Items from a figure collection
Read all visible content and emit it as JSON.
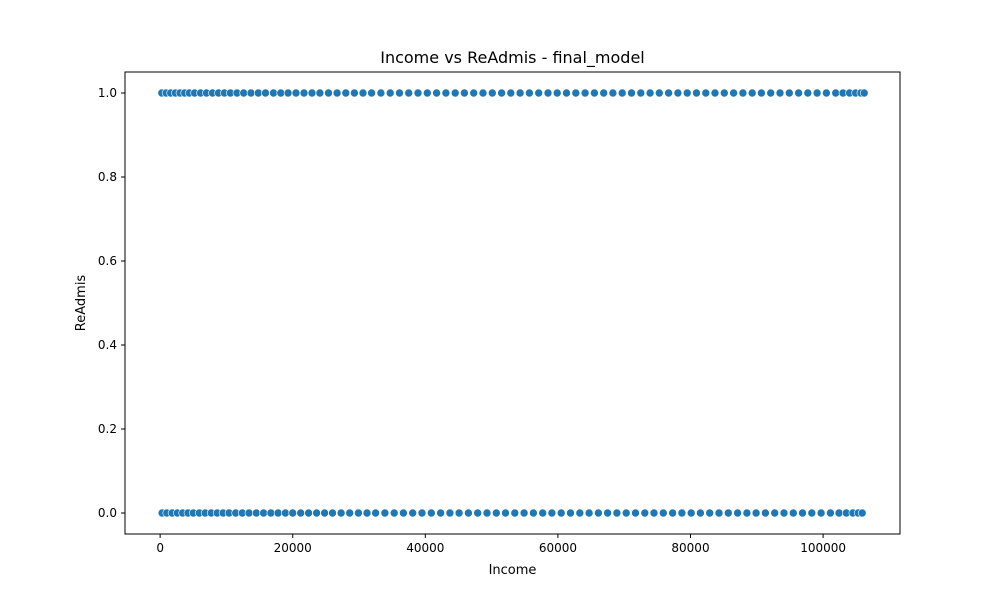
{
  "chart_data": {
    "type": "scatter",
    "title": "Income vs ReAdmis - final_model",
    "xlabel": "Income",
    "ylabel": "ReAdmis",
    "xlim": [
      -5300,
      111600
    ],
    "ylim": [
      -0.05,
      1.05
    ],
    "x_ticks": [
      0,
      20000,
      40000,
      60000,
      80000,
      100000
    ],
    "y_ticks": [
      0.0,
      0.2,
      0.4,
      0.6,
      0.8,
      1.0
    ],
    "x_tick_labels": [
      "0",
      "20000",
      "40000",
      "60000",
      "80000",
      "100000"
    ],
    "y_tick_labels": [
      "0.0",
      "0.2",
      "0.4",
      "0.6",
      "0.8",
      "1.0"
    ],
    "grid": false,
    "color": "#1f77b4",
    "series": [
      {
        "values_y": 1,
        "x": [
          250,
          900,
          1600,
          2300,
          3000,
          3700,
          4400,
          5200,
          6100,
          7000,
          7900,
          8800,
          9700,
          10600,
          11600,
          12600,
          13700,
          14800,
          15900,
          17100,
          18200,
          19300,
          20500,
          21700,
          22900,
          24100,
          25400,
          26700,
          28000,
          29300,
          30600,
          31900,
          33300,
          34700,
          36100,
          37500,
          38900,
          40300,
          41700,
          43100,
          44500,
          45900,
          47300,
          48700,
          50100,
          51500,
          52900,
          54300,
          55700,
          57100,
          58500,
          59900,
          61300,
          62700,
          64100,
          65500,
          66900,
          68300,
          69700,
          71100,
          72500,
          73900,
          75300,
          76700,
          78100,
          79500,
          80900,
          82300,
          83700,
          85100,
          86500,
          87900,
          89300,
          90700,
          92100,
          93500,
          94900,
          96300,
          97700,
          99100,
          100500,
          101900,
          103000,
          104000,
          104900,
          105700,
          106200
        ]
      },
      {
        "values_y": 0,
        "x": [
          300,
          1000,
          1800,
          2600,
          3400,
          4200,
          5000,
          5900,
          6800,
          7700,
          8600,
          9500,
          10400,
          11400,
          12400,
          13400,
          14500,
          15600,
          16700,
          17800,
          18900,
          20000,
          21200,
          22400,
          23600,
          24800,
          26000,
          27300,
          28600,
          29900,
          31200,
          32500,
          33900,
          35300,
          36700,
          38100,
          39500,
          40900,
          42300,
          43700,
          45100,
          46500,
          47900,
          49300,
          50700,
          52100,
          53500,
          54900,
          56300,
          57700,
          59100,
          60500,
          61900,
          63300,
          64700,
          66100,
          67500,
          68900,
          70300,
          71700,
          73100,
          74500,
          75900,
          77300,
          78700,
          80100,
          81500,
          82900,
          84300,
          85700,
          87100,
          88500,
          89900,
          91300,
          92700,
          94100,
          95500,
          96900,
          98300,
          99700,
          101100,
          102400,
          103500,
          104500,
          105300,
          105900
        ]
      }
    ]
  }
}
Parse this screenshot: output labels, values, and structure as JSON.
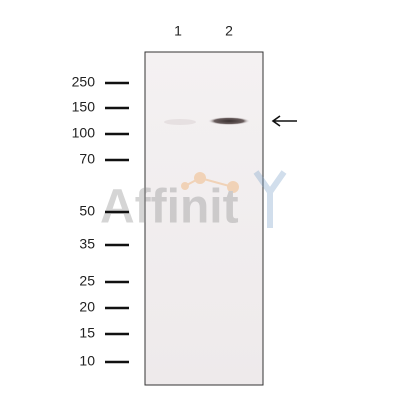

Given request
Each entry gets copied exactly; the pictures stay out.

Final answer
Read all visible content and emit it as JSON.
{
  "chart_data": {
    "type": "scatter",
    "title": "Income vs ReAdmis - final_model",
    "xlabel": "Income",
    "ylabel": "ReAdmis",
    "xlim": [
      -5300,
      111600
    ],
    "ylim": [
      -0.05,
      1.05
    ],
    "x_ticks": [
      0,
      20000,
      40000,
      60000,
      80000,
      100000
    ],
    "y_ticks": [
      0.0,
      0.2,
      0.4,
      0.6,
      0.8,
      1.0
    ],
    "x_tick_labels": [
      "0",
      "20000",
      "40000",
      "60000",
      "80000",
      "100000"
    ],
    "y_tick_labels": [
      "0.0",
      "0.2",
      "0.4",
      "0.6",
      "0.8",
      "1.0"
    ],
    "grid": false,
    "color": "#1f77b4",
    "series": [
      {
        "values_y": 1,
        "x": [
          250,
          900,
          1600,
          2300,
          3000,
          3700,
          4400,
          5200,
          6100,
          7000,
          7900,
          8800,
          9700,
          10600,
          11600,
          12600,
          13700,
          14800,
          15900,
          17100,
          18200,
          19300,
          20500,
          21700,
          22900,
          24100,
          25400,
          26700,
          28000,
          29300,
          30600,
          31900,
          33300,
          34700,
          36100,
          37500,
          38900,
          40300,
          41700,
          43100,
          44500,
          45900,
          47300,
          48700,
          50100,
          51500,
          52900,
          54300,
          55700,
          57100,
          58500,
          59900,
          61300,
          62700,
          64100,
          65500,
          66900,
          68300,
          69700,
          71100,
          72500,
          73900,
          75300,
          76700,
          78100,
          79500,
          80900,
          82300,
          83700,
          85100,
          86500,
          87900,
          89300,
          90700,
          92100,
          93500,
          94900,
          96300,
          97700,
          99100,
          100500,
          101900,
          103000,
          104000,
          104900,
          105700,
          106200
        ]
      },
      {
        "values_y": 0,
        "x": [
          300,
          1000,
          1800,
          2600,
          3400,
          4200,
          5000,
          5900,
          6800,
          7700,
          8600,
          9500,
          10400,
          11400,
          12400,
          13400,
          14500,
          15600,
          16700,
          17800,
          18900,
          20000,
          21200,
          22400,
          23600,
          24800,
          26000,
          27300,
          28600,
          29900,
          31200,
          32500,
          33900,
          35300,
          36700,
          38100,
          39500,
          40900,
          42300,
          43700,
          45100,
          46500,
          47900,
          49300,
          50700,
          52100,
          53500,
          54900,
          56300,
          57700,
          59100,
          60500,
          61900,
          63300,
          64700,
          66100,
          67500,
          68900,
          70300,
          71700,
          73100,
          74500,
          75900,
          77300,
          78700,
          80100,
          81500,
          82900,
          84300,
          85700,
          87100,
          88500,
          89900,
          91300,
          92700,
          94100,
          95500,
          96900,
          98300,
          99700,
          101100,
          102400,
          103500,
          104500,
          105300,
          105900
        ]
      }
    ]
  }
}
Parse this screenshot: output labels, values, and structure as JSON.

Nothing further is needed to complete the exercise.